- [Exercise tasks]:
A: In the Wii U article:
(i) Which two forthcoming Wii titles are named?
(ii) Which two older consoles could sustain themselves for another few years?
(iii) Which two features give the Wii U the makings of another impressive console?
B: Can you resume the Wii U article after its last sentence?

Is the Wii U Already Doomed to Fail?

            As gamers across the country literally dust off their Wii's for one final holiday season, Nintendo has already moved on to the impending release of the Wii U this upcoming year. While the Wii still has some impressive titles including Zelda and Kirby forthcoming, the focus has shifted to the next generation of consoles that will be ushered in with the Wii U. Although technically the console will be the first of the next generation, it's status may significantly diminish when Sony and Microsoft ultimately release their new systems. Nintendo's new endeavor has all the makings of another impressive console with it's ingenious controller and updated graphics, but the Wii U may already have too many negative factors working against it for the system to succeed.

            The updated graphical power is a welcome sight after the horrid graphics in most Wii games, but it could very easily be eclipsed in just a few years by the other companies' systems. It might be stuck behind it's competitors in terms of current graphical power, but it should still be powerful enough to support the various 3rd party games that will inevitably be released on later consoles. Also, PS3 and 360 could easily sustain themselves for another few years and still be comparable to the Wii U. This could take away a decent chunk of the new console's market as consumers may opt for the older, but significantly cheaper options.

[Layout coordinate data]
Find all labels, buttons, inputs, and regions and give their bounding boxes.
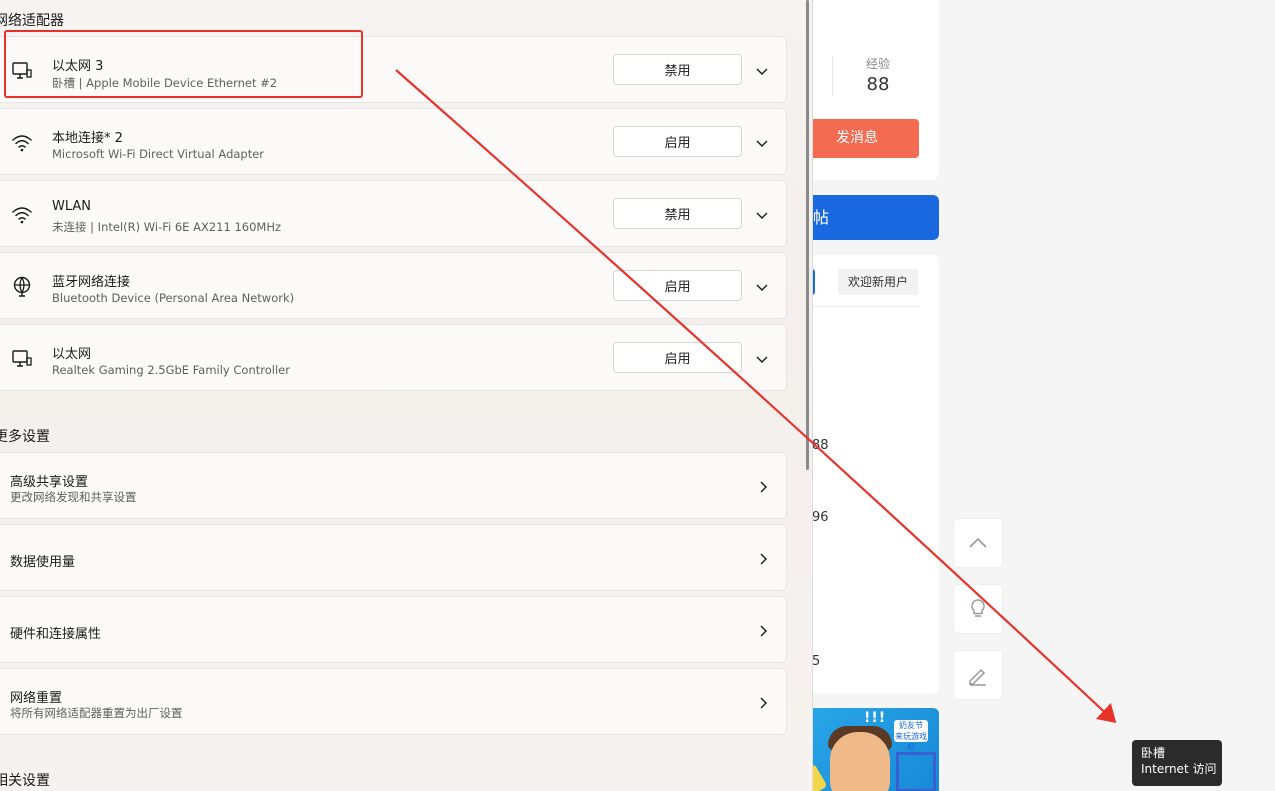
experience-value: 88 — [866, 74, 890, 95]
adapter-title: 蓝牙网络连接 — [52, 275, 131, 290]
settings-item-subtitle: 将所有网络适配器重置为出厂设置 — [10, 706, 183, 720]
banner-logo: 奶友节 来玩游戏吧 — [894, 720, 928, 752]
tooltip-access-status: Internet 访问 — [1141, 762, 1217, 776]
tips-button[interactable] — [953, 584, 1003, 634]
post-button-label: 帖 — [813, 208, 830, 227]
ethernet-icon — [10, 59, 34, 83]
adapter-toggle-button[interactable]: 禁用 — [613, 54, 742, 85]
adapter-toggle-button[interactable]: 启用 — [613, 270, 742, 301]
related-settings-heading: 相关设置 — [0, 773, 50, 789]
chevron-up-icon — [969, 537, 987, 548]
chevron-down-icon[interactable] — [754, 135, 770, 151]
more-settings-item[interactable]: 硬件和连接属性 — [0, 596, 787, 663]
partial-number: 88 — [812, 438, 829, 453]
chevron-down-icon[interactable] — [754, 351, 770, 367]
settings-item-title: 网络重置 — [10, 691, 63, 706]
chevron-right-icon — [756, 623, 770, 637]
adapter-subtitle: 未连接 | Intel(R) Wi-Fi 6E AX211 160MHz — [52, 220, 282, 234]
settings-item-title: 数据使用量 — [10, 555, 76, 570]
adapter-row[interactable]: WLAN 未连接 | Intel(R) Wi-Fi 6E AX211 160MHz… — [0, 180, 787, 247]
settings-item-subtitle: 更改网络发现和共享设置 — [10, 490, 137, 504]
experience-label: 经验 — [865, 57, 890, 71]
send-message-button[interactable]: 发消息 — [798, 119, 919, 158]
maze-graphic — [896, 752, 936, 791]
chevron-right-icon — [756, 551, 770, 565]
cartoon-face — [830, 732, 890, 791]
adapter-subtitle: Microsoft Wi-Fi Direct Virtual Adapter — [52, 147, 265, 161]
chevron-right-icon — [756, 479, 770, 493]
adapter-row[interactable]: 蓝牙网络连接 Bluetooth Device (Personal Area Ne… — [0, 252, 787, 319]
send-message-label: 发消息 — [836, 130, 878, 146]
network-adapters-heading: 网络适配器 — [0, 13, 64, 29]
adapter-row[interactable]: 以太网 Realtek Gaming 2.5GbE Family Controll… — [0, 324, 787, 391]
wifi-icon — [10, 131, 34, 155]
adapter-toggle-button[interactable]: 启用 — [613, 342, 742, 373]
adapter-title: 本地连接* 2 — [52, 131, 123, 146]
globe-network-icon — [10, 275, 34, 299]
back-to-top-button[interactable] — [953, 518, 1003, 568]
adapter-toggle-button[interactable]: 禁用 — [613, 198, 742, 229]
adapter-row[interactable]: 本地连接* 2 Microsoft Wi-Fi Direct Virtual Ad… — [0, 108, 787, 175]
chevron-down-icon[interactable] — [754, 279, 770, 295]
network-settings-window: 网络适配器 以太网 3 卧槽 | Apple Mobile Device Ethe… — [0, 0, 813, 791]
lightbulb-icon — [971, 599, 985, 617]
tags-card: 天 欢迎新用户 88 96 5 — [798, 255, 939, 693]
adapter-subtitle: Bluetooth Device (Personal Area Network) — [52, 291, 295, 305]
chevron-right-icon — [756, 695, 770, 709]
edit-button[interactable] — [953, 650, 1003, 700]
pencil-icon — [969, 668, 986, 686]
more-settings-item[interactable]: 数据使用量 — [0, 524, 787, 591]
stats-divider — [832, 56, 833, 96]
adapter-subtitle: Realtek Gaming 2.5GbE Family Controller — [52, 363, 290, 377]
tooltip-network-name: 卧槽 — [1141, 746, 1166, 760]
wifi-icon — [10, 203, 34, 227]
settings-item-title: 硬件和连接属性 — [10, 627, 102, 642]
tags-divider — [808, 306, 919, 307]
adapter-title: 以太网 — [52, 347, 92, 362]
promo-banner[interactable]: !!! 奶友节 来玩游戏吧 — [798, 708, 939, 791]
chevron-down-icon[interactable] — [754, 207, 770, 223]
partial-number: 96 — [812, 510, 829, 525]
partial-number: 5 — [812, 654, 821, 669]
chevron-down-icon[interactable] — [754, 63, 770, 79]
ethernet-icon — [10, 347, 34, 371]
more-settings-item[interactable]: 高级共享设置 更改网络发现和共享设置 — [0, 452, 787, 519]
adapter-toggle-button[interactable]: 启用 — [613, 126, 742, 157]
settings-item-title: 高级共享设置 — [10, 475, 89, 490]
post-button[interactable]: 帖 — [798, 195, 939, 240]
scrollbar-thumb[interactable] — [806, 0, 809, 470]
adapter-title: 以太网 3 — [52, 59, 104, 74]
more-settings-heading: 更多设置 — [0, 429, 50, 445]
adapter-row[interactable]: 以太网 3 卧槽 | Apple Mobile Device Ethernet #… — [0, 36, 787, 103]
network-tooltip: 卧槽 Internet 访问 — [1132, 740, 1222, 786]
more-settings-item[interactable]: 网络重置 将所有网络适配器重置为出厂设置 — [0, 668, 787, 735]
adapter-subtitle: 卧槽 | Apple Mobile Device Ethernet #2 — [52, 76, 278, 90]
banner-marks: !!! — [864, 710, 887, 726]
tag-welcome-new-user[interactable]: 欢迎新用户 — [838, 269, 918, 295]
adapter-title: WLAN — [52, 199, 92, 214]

- [Responses per task]:
A:
(i) Zelda and Kirby
(ii) PS3 and 360
(iii) Its ingenious controller and updated graphics

B:
            Speaking of price, the Wii U simply cannot be more than $400 dollars. Nintendo has a history of finding the right price point (botched 3DS launch excluded) and when they're competing with two consoles that have comparable graphics, better online services, and a cheaper price point Nintendo could easily price themselves out of the market. One of the biggest selling points of the original Wii was it's low price point which was attractive to many families especially after the recession hit. However, the more powerful system and technologically advanced controller will most likely push the price at least into the $350 range and probably beyond that. A simple price drop from Microsoft and Sony could easily make the Wii U an overpriced system with a gimmick that may attract hardcore gamers but prove too expensive for the casual gaming crowd that was so essential to the Wii's success.

            Finally, the Wii U's online service has to be markedly better if it has any hope of attracting gamers to their system as a destination for online gaming and 3rd party titles. The incoherent friend code system must be scrapped for a much more user friendly interface. Nintendo can't ignore the games released on Wiiware once again on this new system and needs to highlight it's vast library of classic titles that make their online service entirely unique. If Nintendo is unable to correct it's online issues, the system will never attract gamers to their console for 3rd party titles which are crucial to satisfying the hardcore gamers who were seemingly ignored for the duration of the Wii's life cycle.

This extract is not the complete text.